Aim —
Go through the listing and copy each line with the string "LUIS".

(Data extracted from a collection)
************
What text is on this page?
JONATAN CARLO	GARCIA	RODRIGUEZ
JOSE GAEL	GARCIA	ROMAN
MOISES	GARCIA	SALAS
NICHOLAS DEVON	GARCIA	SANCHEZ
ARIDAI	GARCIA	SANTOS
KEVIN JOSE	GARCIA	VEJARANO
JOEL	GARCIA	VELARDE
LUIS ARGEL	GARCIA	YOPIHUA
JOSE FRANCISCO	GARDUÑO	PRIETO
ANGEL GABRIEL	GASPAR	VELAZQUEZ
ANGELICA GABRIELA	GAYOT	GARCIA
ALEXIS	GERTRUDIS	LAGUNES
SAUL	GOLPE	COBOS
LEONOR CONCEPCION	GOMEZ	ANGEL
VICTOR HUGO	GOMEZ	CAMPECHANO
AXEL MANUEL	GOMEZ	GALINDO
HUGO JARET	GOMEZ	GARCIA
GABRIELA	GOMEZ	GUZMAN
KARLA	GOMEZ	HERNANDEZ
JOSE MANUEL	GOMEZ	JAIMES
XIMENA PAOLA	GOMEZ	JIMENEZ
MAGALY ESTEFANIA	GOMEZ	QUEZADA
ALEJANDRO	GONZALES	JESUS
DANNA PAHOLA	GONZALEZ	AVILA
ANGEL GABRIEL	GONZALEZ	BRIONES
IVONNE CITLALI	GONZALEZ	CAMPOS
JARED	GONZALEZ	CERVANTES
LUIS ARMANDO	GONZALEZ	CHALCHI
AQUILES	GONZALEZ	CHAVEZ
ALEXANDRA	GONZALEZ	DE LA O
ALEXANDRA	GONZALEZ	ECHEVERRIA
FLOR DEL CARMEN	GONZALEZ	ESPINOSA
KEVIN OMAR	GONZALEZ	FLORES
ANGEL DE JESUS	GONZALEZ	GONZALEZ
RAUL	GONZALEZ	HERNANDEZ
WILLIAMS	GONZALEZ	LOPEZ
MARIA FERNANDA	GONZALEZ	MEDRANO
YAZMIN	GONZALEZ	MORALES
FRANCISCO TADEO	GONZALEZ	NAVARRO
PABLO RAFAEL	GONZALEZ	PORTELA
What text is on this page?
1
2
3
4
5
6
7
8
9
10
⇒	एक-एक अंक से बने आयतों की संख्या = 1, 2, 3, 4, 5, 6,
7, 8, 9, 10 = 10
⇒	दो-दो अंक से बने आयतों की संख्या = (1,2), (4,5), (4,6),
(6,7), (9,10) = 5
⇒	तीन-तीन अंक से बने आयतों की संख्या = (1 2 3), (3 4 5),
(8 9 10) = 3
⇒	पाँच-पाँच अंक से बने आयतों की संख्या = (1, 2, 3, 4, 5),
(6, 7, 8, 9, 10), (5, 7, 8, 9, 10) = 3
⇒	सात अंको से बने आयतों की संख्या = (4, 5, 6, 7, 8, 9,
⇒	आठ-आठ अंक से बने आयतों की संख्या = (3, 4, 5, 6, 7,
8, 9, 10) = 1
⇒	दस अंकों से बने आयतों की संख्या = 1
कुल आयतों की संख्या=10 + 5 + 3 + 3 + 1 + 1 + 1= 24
************
Exercise answer —
LUIS ARGEL	GARCIA	YOPIHUA
LUIS ARMANDO	GONZALEZ	CHALCHI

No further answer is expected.